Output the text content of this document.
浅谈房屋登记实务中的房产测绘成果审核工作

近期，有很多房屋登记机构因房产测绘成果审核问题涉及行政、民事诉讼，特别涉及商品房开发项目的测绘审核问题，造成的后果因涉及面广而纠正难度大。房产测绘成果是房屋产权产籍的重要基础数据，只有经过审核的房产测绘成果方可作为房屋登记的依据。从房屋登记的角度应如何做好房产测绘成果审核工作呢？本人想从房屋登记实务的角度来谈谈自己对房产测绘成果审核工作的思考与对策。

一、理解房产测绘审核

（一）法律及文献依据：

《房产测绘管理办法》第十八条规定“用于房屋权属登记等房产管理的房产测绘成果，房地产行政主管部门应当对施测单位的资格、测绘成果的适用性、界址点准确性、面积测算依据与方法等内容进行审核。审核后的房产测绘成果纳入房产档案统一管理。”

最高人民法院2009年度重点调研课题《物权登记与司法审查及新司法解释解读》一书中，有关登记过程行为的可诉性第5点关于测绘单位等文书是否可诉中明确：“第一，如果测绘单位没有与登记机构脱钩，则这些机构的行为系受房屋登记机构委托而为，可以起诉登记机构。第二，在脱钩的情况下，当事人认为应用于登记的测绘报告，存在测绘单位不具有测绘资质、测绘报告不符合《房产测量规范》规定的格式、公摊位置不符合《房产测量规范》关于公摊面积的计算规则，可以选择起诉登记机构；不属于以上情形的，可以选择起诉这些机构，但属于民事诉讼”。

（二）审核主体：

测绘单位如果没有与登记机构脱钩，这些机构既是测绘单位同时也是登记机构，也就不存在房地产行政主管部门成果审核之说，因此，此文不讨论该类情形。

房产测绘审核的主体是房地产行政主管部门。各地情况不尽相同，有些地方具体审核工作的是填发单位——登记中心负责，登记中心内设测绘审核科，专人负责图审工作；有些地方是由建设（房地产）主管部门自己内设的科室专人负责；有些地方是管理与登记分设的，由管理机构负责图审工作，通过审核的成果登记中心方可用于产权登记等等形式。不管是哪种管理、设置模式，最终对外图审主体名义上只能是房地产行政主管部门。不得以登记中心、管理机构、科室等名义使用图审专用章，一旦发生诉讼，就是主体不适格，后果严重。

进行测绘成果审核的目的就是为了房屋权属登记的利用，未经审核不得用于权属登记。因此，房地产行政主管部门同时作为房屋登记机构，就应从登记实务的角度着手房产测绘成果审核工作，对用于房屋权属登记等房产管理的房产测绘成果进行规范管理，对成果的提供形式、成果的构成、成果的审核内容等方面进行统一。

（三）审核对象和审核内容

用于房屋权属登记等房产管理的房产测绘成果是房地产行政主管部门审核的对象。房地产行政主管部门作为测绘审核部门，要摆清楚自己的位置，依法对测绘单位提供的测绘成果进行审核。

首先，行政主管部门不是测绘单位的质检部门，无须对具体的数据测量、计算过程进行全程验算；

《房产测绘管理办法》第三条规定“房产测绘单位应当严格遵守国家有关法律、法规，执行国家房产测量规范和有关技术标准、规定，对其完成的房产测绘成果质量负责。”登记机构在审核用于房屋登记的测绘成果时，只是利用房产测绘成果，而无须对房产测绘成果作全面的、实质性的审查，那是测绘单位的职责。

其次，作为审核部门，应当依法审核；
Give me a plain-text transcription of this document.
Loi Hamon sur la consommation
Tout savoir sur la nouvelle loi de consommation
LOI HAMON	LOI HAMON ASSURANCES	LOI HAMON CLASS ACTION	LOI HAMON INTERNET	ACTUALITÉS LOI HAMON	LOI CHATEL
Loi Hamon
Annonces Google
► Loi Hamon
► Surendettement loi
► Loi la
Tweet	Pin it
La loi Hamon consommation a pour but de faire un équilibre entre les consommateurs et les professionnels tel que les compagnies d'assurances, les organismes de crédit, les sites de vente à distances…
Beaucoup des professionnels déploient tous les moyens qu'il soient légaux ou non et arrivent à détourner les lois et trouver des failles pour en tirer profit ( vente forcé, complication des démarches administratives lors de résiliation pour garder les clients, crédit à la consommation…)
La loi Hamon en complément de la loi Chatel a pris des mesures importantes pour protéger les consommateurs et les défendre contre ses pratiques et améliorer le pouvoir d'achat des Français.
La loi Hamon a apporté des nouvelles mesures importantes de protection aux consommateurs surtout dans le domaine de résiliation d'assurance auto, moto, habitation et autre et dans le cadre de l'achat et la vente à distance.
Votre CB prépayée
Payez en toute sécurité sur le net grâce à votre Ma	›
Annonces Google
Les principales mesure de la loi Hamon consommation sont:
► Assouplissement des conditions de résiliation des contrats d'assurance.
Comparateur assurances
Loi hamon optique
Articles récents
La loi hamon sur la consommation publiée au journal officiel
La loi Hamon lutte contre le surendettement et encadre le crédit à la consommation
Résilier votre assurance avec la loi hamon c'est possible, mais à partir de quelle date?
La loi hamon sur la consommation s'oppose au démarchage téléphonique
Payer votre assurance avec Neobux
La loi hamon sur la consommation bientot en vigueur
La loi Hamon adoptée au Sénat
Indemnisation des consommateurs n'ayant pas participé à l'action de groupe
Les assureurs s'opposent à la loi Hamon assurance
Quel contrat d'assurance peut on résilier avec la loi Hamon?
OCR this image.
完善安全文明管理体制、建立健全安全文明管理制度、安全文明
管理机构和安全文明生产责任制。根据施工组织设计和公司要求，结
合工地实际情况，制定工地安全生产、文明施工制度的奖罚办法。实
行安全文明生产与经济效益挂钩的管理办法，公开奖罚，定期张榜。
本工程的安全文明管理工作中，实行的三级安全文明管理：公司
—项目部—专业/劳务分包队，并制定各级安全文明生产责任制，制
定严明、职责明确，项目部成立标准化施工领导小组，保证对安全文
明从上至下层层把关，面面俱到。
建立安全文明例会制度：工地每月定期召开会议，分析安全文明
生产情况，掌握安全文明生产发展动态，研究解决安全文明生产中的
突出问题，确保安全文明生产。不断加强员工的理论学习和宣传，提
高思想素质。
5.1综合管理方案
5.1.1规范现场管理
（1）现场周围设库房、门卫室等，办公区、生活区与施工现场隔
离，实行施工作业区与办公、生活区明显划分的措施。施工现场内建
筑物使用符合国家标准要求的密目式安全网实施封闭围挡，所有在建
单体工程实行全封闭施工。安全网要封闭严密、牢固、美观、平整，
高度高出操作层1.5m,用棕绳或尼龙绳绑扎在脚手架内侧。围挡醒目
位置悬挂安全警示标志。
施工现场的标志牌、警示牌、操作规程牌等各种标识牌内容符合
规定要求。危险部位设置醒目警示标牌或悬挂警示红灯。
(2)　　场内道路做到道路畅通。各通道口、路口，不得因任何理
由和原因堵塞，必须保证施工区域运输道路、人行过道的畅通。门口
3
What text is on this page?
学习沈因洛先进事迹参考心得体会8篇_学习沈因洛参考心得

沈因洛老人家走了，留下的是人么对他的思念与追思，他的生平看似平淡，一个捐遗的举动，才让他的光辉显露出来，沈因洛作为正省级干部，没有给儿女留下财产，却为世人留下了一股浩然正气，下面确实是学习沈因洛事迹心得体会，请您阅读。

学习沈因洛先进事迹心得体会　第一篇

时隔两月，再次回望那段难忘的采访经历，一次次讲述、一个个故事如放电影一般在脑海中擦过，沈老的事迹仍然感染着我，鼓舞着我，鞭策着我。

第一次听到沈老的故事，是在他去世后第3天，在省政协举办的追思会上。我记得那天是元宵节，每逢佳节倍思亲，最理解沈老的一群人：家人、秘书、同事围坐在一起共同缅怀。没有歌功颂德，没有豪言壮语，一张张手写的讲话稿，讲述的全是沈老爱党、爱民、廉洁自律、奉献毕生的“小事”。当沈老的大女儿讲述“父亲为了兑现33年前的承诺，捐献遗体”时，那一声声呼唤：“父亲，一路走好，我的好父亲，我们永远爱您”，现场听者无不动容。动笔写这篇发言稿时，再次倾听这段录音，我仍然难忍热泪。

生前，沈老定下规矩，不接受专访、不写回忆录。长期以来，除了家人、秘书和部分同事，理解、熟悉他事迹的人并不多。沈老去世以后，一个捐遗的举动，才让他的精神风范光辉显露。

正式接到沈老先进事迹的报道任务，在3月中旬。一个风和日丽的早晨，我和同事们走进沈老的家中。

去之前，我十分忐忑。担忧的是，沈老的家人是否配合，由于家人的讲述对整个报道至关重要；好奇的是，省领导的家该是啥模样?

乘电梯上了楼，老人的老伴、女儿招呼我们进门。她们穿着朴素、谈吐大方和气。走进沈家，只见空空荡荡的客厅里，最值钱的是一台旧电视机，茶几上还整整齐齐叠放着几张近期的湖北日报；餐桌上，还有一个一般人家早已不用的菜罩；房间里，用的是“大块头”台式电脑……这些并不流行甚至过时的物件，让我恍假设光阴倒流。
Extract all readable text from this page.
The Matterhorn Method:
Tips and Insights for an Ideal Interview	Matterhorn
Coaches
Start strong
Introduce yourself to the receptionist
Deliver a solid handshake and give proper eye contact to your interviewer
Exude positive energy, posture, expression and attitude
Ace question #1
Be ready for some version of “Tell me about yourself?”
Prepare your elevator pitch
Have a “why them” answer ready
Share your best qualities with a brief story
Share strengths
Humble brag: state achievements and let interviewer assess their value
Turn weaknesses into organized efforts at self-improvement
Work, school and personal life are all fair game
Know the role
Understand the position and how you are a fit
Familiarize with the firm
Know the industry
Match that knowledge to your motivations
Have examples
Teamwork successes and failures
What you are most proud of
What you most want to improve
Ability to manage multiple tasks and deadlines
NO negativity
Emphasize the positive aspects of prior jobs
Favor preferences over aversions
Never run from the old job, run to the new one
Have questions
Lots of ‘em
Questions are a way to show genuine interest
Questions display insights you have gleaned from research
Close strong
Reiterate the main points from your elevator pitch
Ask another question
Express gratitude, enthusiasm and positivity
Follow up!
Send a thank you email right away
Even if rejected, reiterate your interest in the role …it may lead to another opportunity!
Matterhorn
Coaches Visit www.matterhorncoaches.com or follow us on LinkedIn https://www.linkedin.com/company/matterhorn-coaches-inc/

____________________

The exercise: Show the lines of the records that include the string "from".

Answer below:
Extract all readable text from this page.
Never run from the old job, run to the new one
Questions display insights you have gleaned from research
Reiterate the main points from your elevator pitch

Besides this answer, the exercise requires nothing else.